YOUR OBJECTIVE:
Only the lines holding the string "screenshot" are needed. Copy each one.

RECORDS PROVIDED:
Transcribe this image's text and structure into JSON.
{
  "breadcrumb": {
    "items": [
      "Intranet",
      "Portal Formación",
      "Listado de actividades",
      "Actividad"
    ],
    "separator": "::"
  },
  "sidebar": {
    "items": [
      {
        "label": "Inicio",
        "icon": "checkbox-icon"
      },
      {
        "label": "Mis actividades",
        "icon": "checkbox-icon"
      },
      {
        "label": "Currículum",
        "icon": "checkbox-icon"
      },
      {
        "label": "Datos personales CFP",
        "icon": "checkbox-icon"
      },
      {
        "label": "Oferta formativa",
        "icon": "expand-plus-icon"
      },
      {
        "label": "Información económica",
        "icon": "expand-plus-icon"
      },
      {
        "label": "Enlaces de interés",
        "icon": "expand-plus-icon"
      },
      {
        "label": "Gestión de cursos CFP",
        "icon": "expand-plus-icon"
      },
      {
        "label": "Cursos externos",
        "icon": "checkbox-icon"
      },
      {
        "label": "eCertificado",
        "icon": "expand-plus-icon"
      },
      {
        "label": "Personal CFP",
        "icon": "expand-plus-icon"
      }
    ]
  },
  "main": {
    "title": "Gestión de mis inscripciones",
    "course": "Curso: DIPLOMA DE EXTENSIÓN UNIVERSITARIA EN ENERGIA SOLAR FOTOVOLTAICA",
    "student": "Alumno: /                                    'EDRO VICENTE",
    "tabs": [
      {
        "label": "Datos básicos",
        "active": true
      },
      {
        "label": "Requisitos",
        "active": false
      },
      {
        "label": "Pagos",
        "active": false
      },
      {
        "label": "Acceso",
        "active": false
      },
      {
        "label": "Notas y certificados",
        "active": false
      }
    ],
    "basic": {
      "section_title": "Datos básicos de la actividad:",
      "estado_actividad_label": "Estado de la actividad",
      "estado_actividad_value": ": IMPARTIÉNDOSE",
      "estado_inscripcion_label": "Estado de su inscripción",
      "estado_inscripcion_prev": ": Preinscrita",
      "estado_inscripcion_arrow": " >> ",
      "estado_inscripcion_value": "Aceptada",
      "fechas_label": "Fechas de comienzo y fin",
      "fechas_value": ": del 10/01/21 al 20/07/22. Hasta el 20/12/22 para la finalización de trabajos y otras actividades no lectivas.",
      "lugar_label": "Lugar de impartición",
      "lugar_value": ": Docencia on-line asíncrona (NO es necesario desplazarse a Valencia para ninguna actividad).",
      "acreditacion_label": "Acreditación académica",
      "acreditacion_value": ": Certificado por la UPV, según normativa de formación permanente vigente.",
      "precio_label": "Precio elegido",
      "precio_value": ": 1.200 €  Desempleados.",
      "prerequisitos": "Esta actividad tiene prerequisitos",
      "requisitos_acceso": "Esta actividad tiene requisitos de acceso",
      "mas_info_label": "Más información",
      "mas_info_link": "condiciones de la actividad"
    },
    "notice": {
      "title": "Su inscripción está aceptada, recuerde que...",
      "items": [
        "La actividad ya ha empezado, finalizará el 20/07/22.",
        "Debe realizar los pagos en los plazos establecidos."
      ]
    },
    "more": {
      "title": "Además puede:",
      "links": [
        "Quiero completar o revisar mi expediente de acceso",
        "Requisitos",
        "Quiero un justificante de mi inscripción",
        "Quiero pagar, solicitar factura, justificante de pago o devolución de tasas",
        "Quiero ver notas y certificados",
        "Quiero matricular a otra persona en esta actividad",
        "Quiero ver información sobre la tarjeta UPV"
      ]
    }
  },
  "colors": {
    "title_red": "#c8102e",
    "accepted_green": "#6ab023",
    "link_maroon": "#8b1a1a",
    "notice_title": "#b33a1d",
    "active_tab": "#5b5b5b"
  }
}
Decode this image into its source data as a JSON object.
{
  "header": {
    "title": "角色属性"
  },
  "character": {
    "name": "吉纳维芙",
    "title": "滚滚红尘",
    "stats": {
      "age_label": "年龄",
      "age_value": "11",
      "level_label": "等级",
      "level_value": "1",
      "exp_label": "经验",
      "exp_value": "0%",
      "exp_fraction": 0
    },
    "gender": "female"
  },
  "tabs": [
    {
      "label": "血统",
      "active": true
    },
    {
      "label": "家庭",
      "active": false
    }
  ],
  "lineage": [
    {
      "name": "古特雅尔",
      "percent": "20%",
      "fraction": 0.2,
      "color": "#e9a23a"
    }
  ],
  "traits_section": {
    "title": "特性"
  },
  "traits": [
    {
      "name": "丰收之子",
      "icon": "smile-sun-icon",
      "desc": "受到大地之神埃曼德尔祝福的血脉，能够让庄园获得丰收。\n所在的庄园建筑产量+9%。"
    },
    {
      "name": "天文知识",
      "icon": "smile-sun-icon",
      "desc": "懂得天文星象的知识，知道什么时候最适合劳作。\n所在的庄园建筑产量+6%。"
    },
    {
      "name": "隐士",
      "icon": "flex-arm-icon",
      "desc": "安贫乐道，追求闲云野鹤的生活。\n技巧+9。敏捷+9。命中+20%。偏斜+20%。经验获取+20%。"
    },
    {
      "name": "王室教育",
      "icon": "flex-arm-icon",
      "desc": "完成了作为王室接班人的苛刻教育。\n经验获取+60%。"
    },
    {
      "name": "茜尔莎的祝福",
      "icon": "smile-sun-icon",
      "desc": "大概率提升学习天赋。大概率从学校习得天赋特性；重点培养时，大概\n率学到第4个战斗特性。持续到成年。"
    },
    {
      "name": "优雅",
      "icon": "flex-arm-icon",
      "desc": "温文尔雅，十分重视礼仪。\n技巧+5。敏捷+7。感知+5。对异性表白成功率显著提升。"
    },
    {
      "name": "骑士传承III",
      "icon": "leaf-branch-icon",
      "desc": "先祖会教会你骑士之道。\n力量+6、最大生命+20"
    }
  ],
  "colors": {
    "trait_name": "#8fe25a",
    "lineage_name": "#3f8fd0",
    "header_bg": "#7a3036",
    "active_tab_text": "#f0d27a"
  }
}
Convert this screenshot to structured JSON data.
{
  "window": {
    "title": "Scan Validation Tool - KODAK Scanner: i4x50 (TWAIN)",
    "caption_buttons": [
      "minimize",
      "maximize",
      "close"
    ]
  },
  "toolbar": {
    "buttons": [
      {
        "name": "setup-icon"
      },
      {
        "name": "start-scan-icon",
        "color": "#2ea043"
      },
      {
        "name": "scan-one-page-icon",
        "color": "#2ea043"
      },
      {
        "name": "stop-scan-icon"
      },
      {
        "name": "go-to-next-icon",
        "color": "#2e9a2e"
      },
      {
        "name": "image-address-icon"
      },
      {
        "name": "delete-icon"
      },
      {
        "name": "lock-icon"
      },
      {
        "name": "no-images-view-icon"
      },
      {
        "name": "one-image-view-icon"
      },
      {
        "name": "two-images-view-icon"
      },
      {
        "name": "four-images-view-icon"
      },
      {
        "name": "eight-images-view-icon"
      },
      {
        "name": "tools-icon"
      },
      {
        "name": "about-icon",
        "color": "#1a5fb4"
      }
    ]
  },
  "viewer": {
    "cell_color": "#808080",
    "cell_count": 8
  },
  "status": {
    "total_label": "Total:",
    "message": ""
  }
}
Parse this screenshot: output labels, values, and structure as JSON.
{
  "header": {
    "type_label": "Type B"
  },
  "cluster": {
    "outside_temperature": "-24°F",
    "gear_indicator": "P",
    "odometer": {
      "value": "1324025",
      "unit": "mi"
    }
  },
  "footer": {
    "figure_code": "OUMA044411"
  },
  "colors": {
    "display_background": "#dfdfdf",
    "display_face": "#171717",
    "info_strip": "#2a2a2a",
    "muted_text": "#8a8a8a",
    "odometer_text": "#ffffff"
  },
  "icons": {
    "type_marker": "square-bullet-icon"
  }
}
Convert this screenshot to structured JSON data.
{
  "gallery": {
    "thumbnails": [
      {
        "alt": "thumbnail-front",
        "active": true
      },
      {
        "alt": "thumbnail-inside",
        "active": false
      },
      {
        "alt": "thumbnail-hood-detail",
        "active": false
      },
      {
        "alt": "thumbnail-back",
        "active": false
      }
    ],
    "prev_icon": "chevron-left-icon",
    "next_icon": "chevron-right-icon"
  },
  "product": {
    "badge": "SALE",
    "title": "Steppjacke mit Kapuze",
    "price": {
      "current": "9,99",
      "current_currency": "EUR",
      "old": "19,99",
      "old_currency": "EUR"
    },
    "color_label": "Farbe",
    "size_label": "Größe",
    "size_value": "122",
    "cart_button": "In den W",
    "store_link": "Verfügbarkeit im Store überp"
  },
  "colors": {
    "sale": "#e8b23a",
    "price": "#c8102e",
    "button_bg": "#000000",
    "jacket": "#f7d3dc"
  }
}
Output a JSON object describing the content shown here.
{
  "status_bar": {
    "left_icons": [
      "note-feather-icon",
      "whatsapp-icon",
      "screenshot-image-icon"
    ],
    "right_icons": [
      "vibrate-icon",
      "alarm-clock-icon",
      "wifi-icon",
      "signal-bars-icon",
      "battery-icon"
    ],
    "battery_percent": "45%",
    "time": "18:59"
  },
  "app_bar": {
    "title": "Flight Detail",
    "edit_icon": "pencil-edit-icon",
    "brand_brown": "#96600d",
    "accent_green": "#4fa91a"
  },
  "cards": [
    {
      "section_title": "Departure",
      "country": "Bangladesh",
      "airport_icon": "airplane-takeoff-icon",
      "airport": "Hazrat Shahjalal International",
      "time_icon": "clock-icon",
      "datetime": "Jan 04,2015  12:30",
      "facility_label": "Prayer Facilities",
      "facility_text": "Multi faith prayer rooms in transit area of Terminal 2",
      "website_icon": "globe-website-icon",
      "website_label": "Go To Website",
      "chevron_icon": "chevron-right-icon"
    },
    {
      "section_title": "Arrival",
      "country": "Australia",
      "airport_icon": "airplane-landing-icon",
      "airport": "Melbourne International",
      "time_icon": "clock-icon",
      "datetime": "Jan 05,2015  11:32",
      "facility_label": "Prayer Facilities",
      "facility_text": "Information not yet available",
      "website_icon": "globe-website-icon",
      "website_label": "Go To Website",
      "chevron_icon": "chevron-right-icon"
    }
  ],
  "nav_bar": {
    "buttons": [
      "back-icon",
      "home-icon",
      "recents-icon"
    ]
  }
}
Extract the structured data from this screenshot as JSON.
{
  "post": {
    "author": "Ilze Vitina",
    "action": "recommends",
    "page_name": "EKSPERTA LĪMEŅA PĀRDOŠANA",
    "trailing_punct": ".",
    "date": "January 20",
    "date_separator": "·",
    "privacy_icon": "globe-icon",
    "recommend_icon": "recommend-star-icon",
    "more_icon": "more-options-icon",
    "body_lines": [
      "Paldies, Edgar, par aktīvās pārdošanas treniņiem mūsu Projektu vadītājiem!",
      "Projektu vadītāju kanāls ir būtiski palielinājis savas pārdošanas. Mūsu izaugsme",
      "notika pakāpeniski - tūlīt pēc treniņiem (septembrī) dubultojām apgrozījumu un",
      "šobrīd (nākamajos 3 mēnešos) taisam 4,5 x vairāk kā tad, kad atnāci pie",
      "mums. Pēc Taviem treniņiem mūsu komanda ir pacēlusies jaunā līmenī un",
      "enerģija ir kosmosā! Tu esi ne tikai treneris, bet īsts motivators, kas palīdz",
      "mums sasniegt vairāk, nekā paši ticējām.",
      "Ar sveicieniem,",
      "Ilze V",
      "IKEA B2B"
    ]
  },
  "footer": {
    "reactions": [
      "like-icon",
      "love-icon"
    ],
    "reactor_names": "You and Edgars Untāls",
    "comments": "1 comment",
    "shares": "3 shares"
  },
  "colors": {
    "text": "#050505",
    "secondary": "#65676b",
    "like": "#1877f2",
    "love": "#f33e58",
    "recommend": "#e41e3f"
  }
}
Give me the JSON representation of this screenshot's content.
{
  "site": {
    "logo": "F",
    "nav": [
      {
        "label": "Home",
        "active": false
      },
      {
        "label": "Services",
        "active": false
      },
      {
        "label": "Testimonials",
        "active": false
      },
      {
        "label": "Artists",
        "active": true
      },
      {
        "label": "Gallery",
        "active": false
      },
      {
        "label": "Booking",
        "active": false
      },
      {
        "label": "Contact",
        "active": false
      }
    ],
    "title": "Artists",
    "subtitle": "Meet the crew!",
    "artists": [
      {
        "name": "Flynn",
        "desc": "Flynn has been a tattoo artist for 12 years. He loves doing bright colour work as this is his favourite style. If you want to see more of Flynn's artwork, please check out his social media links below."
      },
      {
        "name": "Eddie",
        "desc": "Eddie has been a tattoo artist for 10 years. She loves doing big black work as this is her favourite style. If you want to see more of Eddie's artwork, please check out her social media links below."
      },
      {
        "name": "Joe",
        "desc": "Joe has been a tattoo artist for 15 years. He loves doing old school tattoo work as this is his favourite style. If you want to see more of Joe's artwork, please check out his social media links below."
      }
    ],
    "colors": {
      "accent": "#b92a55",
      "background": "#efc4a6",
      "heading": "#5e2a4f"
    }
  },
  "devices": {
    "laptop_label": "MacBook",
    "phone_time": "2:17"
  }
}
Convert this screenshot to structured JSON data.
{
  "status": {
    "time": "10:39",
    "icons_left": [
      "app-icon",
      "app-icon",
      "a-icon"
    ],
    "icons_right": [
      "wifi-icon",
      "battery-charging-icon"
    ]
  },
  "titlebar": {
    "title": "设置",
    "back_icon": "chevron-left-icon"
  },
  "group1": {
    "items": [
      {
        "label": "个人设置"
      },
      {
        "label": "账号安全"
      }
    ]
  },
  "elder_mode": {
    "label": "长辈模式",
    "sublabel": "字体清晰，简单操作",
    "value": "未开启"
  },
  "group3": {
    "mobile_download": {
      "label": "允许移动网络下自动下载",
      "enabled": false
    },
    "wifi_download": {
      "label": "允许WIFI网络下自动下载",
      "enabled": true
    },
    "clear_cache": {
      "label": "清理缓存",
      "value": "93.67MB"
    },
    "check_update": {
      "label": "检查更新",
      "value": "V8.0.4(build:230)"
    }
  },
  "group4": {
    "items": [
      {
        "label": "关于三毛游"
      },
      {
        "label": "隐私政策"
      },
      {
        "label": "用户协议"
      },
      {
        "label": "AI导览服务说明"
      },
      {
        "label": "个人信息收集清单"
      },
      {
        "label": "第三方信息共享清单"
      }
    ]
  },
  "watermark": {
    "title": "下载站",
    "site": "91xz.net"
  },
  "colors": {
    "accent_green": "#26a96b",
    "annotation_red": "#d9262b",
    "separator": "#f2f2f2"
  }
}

FULL ANSWER:
Convert this screenshot to structured JSON data.
Parse this screenshot: output labels, values, and structure as JSON.
Convert this screenshot to structured JSON data.
      "screenshot-image-icon"
Extract the structured data from this screenshot as JSON.
Give me the JSON representation of this screenshot's content.
Convert this screenshot to structured JSON data.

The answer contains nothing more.